* _Problem to work on_: Identify all lines of the data containing the string "kağızlar" and copy them.
** Start Record excerpts **
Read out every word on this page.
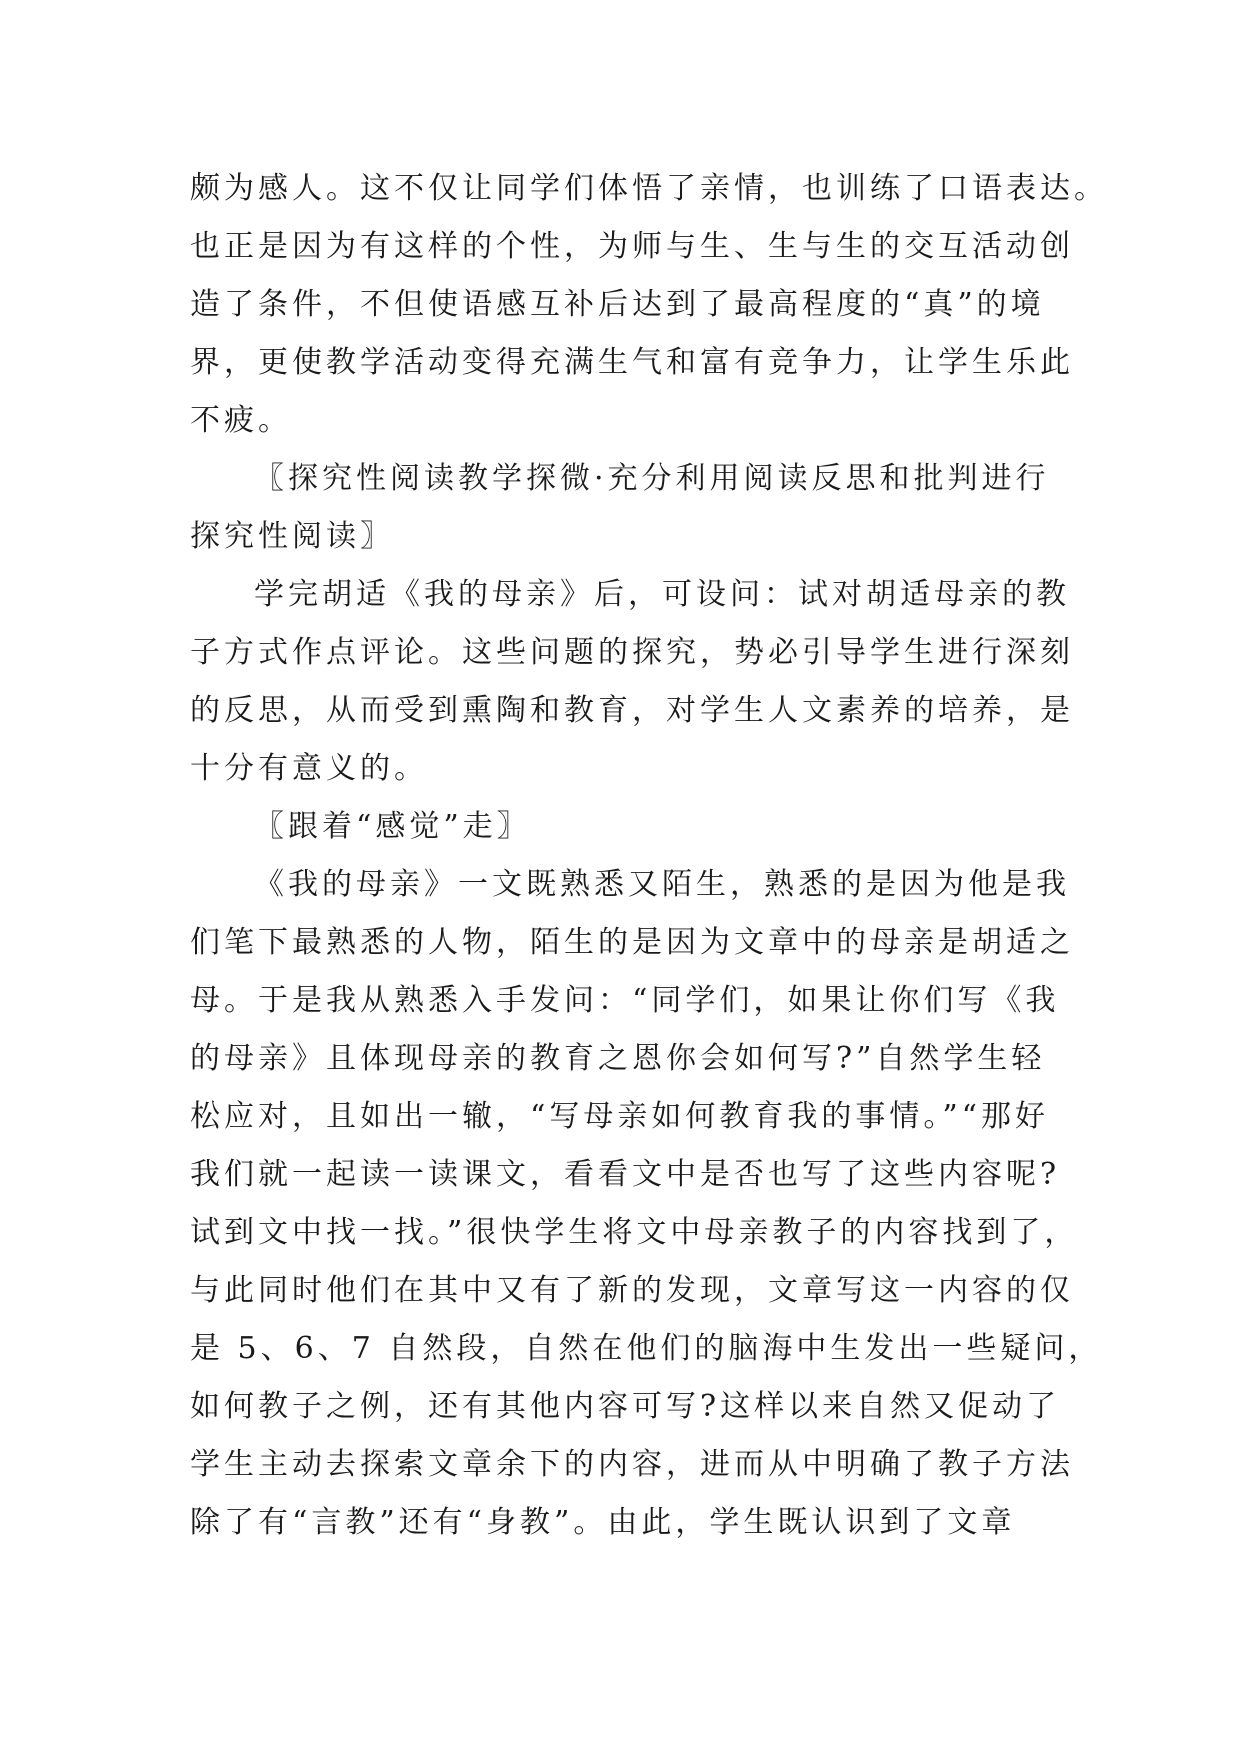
颇为感人。这不仅让同学们体悟了亲情，也训练了口语表达。
也正是因为有这样的个性，为师与生、生与生的交互活动创
造了条件，不但使语感互补后达到了最高程度的“真”的境
界，更使教学活动变得充满生气和富有竞争力，让学生乐此
不疲。
〖探究性阅读教学探微·充分利用阅读反思和批判进行
探究性阅读〗
学完胡适《我的母亲》后，可设问：试对胡适母亲的教
子方式作点评论。这些问题的探究，势必引导学生进行深刻
的反思，从而受到熏陶和教育，对学生人文素养的培养，是
十分有意义的。
〖跟着“感觉”走〗
《我的母亲》一文既熟悉又陌生，熟悉的是因为他是我
们笔下最熟悉的人物，陌生的是因为文章中的母亲是胡适之
母。于是我从熟悉入手发问：“同学们，如果让你们写《我
的母亲》且体现母亲的教育之恩你会如何写?”自然学生轻
松应对，且如出一辙，“写母亲如何教育我的事情。”“那好
我们就一起读一读课文，看看文中是否也写了这些内容呢?
试到文中找一找。”很快学生将文中母亲教子的内容找到了，
与此同时他们在其中又有了新的发现，文章写这一内容的仅
是 5、6、7 自然段，自然在他们的脑海中生发出一些疑问，
如何教子之例，还有其他内容可写?这样以来自然又促动了
学生主动去探索文章余下的内容，进而从中明确了教子方法
除了有“言教”还有“身教”。由此，学生既认识到了文章
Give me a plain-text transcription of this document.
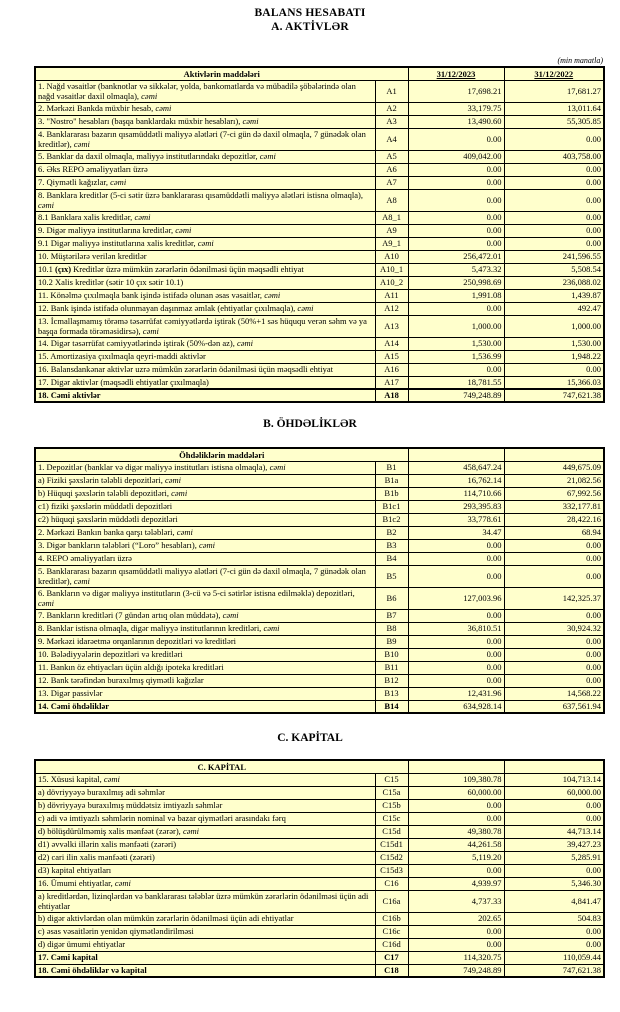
BALANS HESABATI
A. AKTİVLƏR
(min manatla)
Aktivlərin maddələri		31/12/2023	31/12/2022
1. Nağd vəsaitlər (banknotlar və sikkələr, yolda, bankomatlarda və mübadilə şöbələrində olan nağd vəsaitlər daxil olmaqla), cəmi	A1	17,698.21	17,681.27
2. Mərkəzi Bankda müxbir hesab, cəmi	A2	33,179.75	13,011.64
3. "Nostro" hesabları (başqa banklardakı müxbir hesabları), cəmi	A3	13,490.60	55,305.85
4. Banklararası bazarın qısamüddətli maliyyə alətləri (7-ci gün də daxil olmaqla, 7 günədək olan kreditlər), cəmi	A4	0.00	0.00
5. Banklar da daxil olmaqla, maliyyə institutlarındakı depozitlər, cəmi	A5	409,042.00	403,758.00
6. Əks REPO əməliyyatları üzrə	A6	0.00	0.00
7. Qiymətli kağızlar, cəmi	A7	0.00	0.00
8. Banklara kreditlər (5-ci sətir üzrə banklararası qısamüddətli maliyyə alətləri istisna olmaqla), cəmi	A8	0.00	0.00
8.1 Banklara xalis kreditlər, cəmi	A8_1	0.00	0.00
9. Digər maliyyə institutlarına kreditlər, cəmi	A9	0.00	0.00
9.1 Digər maliyyə institutlarına xalis kreditlər, cəmi	A9_1	0.00	0.00
10. Müştərilərə verilən kreditlər	A10	256,472.01	241,596.55
10.1 (çıx) Kreditlər üzrə mümkün zərərlərin ödənilməsi üçün məqsədli ehtiyat	A10_1	5,473.32	5,508.54
10.2 Xalis kreditlər (sətir 10 çıx sətir 10.1)	A10_2	250,998.69	236,088.02
11. Könəlmə çıxılmaqla bank işində istifadə olunan əsas vəsaitlər, cəmi	A11	1,991.08	1,439.87
12. Bank işində istifadə olunmayan daşınmaz əmlak (ehtiyatlar çıxılmaqla), cəmi	A12	0.00	492.47
13. İcmallaşmamış törəmə təsərrüfat cəmiyyətlərdə iştirak (50%+1 səs hüququ verən səhm və ya başqa formada törəməsidirsə), cəmi	A13	1,000.00	1,000.00
14. Digər təsərrüfat cəmiyyətlərində iştirak (50%-dən az), cəmi	A14	1,530.00	1,530.00
15. Amortizasiya çıxılmaqla qeyri-maddi aktivlər	A15	1,536.99	1,948.22
16. Balansdankənar aktivlər uzrə mümkün zərərlərin ödənilməsi üçün məqsədli ehtiyat	A16	0.00	0.00
17. Digər aktivlər (məqsədli ehtiyatlar çıxılmaqla)	A17	18,781.55	15,366.03
18. Cəmi aktivlər	A18	749,248.89	747,621.38
B. ÖHDƏLİKLƏR
Öhdəliklərin maddələri			
1. Depozitlər (banklar və digər maliyyə institutları istisna olmaqla), cəmi	B1	458,647.24	449,675.09
a) Fiziki şəxslərin tələbli depozitləri, cəmi	B1a	16,762.14	21,082.56
b) Hüquqi şəxslərin tələbli depozitləri, cəmi	B1b	114,710.66	67,992.56
c1) fiziki şəxslərin müddətli depozitləri	B1c1	293,395.83	332,177.81
c2) hüquqi şəxslərin müddətli depozitləri	B1c2	33,778.61	28,422.16
2. Mərkəzi Bankın banka qarşı tələbləri, cəmi	B2	34.47	68.94
3. Digər bankların tələbləri (“Loro” hesabları), cəmi	B3	0.00	0.00
4. REPO əməliyyatları üzrə	B4	0.00	0.00
5. Banklararası bazarın qısamüddətli maliyyə alətləri (7-ci gün də daxil olmaqla, 7 günədək olan kreditlər), cəmi	B5	0.00	0.00
6. Bankların və digər maliyyə institutların (3-cü və 5-ci sətirlər istisna edilməklə) depozitləri, cəmi	B6	127,003.96	142,325.37
7. Bankların kreditləri (7 gündən artıq olan müddətə), cəmi	B7	0.00	0.00
8. Banklar istisna olmaqla, digər maliyyə institutlarının kreditləri, cəmi	B8	36,810.51	30,924.32
9. Mərkəzi idarəetmə orqanlarının depozitləri və kreditləri	B9	0.00	0.00
10. Bələdiyyələrin depozitləri və kreditləri	B10	0.00	0.00
11. Bankın öz ehtiyacları üçün aldığı ipoteka kreditləri	B11	0.00	0.00
12. Bank tərəfindən buraxılmış qiymətli kağızlar	B12	0.00	0.00
13. Digər passivlər	B13	12,431.96	14,568.22
14. Cəmi öhdəliklər	B14	634,928.14	637,561.94
C. KAPİTAL
C. KAPİTAL			
15. Xüsusi kapital, cəmi	C15	109,380.78	104,713.14
a) dövriyyəyə buraxılmış adi səhmlər	C15a	60,000.00	60,000.00
b) dövriyyəyə buraxılmış müddətsiz imtiyazlı səhmlər	C15b	0.00	0.00
c) adi və imtiyazlı səhmlərin nominal və bazar qiymətləri arasındakı fərq	C15c	0.00	0.00
d) bölüşdürülməmiş xalis mənfəət (zərər), cəmi	C15d	49,380.78	44,713.14
d1) əvvəlki illərin xalis mənfəəti (zərəri)	C15d1	44,261.58	39,427.23
d2) cari ilin xalis mənfəəti (zərəri)	C15d2	5,119.20	5,285.91
d3) kapital ehtiyatları	C15d3	0.00	0.00
16. Ümumi ehtiyatlar, cəmi	C16	4,939.97	5,346.30
a) kreditlərdən, lizinqlərdən və banklararası tələblər üzrə mümkün zərərlərin ödənilməsi üçün adi ehtiyatlar	C16a	4,737.33	4,841.47
b) digər aktivlərdən olan mümkün zərərlərin ödənilməsi üçün adi ehtiyatlar	C16b	202.65	504.83
c) əsas vəsaitlərin yenidən qiymətləndirilməsi	C16c	0.00	0.00
d) digər ümumi ehtiyatlar	C16d	0.00	0.00
17. Cəmi kapital	C17	114,320.75	110,059.44
18. Cəmi öhdəliklər və kapital	C18	749,248.89	747,621.38
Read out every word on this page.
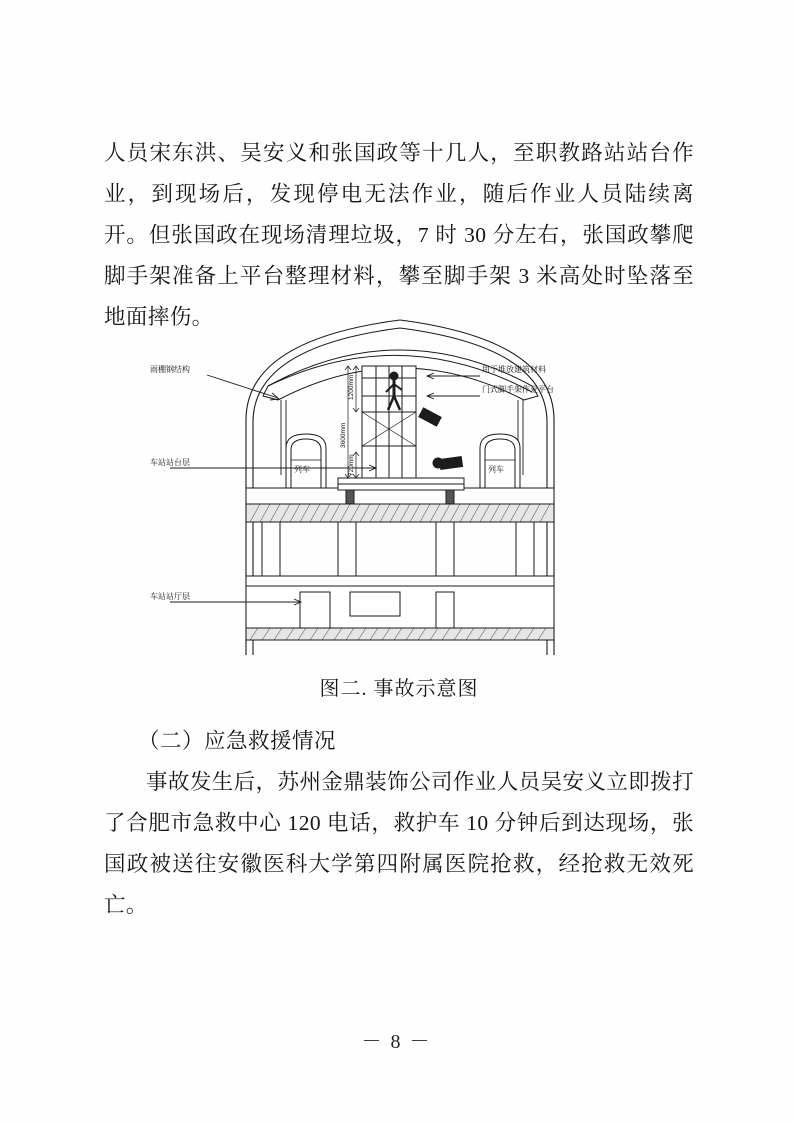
人员宋东洪、吴安义和张国政等十几人，至职教路站站台作业，到现场后，发现停电无法作业，随后作业人员陆续离开。但张国政在现场清理垃圾，7 时 30 分左右，张国政攀爬脚手架准备上平台整理材料，攀至脚手架 3 米高处时坠落至地面摔伤。
1200mm
3600mm
720mm
雨棚钢结构
车站站台层
车站站厅层
列车	列车
用于堆放建筑材料
门式脚手架作业平台
图二. 事故示意图
（二）应急救援情况
事故发生后，苏州金鼎装饰公司作业人员吴安义立即拨打了合肥市急救中心 120 电话，救护车 10 分钟后到达现场，张国政被送往安徽医科大学第四附属医院抢救，经抢救无效死亡。
－ 8 －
** End Record excerpts **
* _Final result_:
7. Qiymətli kağızlar, cəmi	A7	0.00	0.00
12. Bank tərəfindən buraxılmış qiymətli kağızlar	B12	0.00	0.00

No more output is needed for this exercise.